* start MATERIAL *
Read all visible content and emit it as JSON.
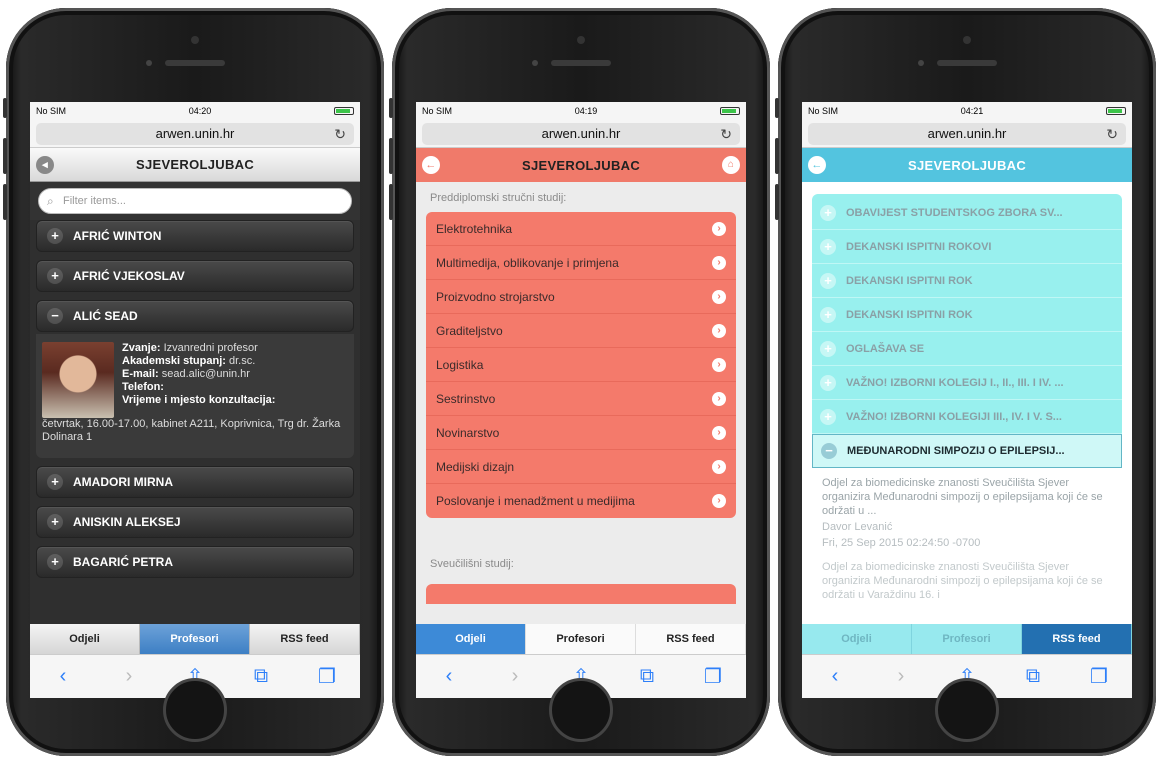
{
  "device": {
    "carrier": "No SIM",
    "url": "arwen.unin.hr",
    "app_title": "SJEVEROLJUBAC"
  },
  "phone1": {
    "time": "04:20",
    "filter_placeholder": "Filter items...",
    "professors": [
      {
        "sign": "+",
        "name": "AFRIĆ WINTON"
      },
      {
        "sign": "+",
        "name": "AFRIĆ VJEKOSLAV"
      },
      {
        "sign": "−",
        "name": "ALIĆ SEAD"
      }
    ],
    "details": {
      "zvanje_label": "Zvanje:",
      "zvanje_value": "Izvanredni profesor",
      "akademski_label": "Akademski stupanj:",
      "akademski_value": "dr.sc.",
      "email_label": "E-mail:",
      "email_value": "sead.alic@unin.hr",
      "telefon_label": "Telefon:",
      "vrijeme_label": "Vrijeme i mjesto konzultacija:",
      "vrijeme_value": "četvrtak, 16.00-17.00, kabinet A211, Koprivnica, Trg dr. Žarka Dolinara 1"
    },
    "professors_after": [
      {
        "sign": "+",
        "name": "AMADORI MIRNA"
      },
      {
        "sign": "+",
        "name": "ANISKIN ALEKSEJ"
      },
      {
        "sign": "+",
        "name": "BAGARIĆ PETRA"
      }
    ],
    "tabs": [
      "Odjeli",
      "Profesori",
      "RSS feed"
    ],
    "active_tab": 1
  },
  "phone2": {
    "time": "04:19",
    "section1_label": "Preddiplomski stručni studij:",
    "departments": [
      "Elektrotehnika",
      "Multimedija, oblikovanje i primjena",
      "Proizvodno strojarstvo",
      "Graditeljstvo",
      "Logistika",
      "Sestrinstvo",
      "Novinarstvo",
      "Medijski dizajn",
      "Poslovanje i menadžment u medijima"
    ],
    "section2_label": "Sveučilišni studij:",
    "tabs": [
      "Odjeli",
      "Profesori",
      "RSS feed"
    ],
    "active_tab": 0
  },
  "phone3": {
    "time": "04:21",
    "feed_items": [
      "OBAVIJEST STUDENTSKOG ZBORA SV...",
      "DEKANSKI ISPITNI ROKOVI",
      "DEKANSKI ISPITNI ROK",
      "DEKANSKI ISPITNI ROK",
      "OGLAŠAVA SE",
      "VAŽNO! IZBORNI KOLEGIJ I., II., III. I IV. ...",
      "VAŽNO! IZBORNI KOLEGIJI III., IV. I V. S..."
    ],
    "open_item": "MEĐUNARODNI SIMPOZIJ O EPILEPSIJ...",
    "open_body_1": "Odjel za biomedicinske znanosti Sveučilišta Sjever organizira Međunarodni simpozij o epilepsijama koji će se održati u ...",
    "open_author": "Davor Levanić",
    "open_date": "Fri, 25 Sep 2015 02:24:50 -0700",
    "open_body_2": "Odjel za biomedicinske znanosti Sveučilišta Sjever organizira Međunarodni simpozij o epilepsijama koji će se održati u Varaždinu 16. i",
    "tabs": [
      "Odjeli",
      "Profesori",
      "RSS feed"
    ],
    "active_tab": 2
  },
  "icons": {
    "back": "back-arrow-icon",
    "home": "home-icon",
    "reload": "reload-icon",
    "search": "search-icon",
    "share": "share-icon",
    "bookmarks": "book-icon",
    "tabs": "tabs-icon"
  },
  "colors": {
    "phone1_accent": "#3d7fc4",
    "phone2_accent": "#f07a6a",
    "phone3_accent": "#53c4df"
  }
}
* end MATERIAL *
INSTRUCTION. Extract all lines that hold the word "epilepsijama".

EXERCISE SOLUTION.
    "open_body_1": "Odjel za biomedicinske znanosti Sveučilišta Sjever organizira Međunarodni simpozij o epilepsijama koji će se održati u ...",
    "open_body_2": "Odjel za biomedicinske znanosti Sveučilišta Sjever organizira Međunarodni simpozij o epilepsijama koji će se održati u Varaždinu 16. i",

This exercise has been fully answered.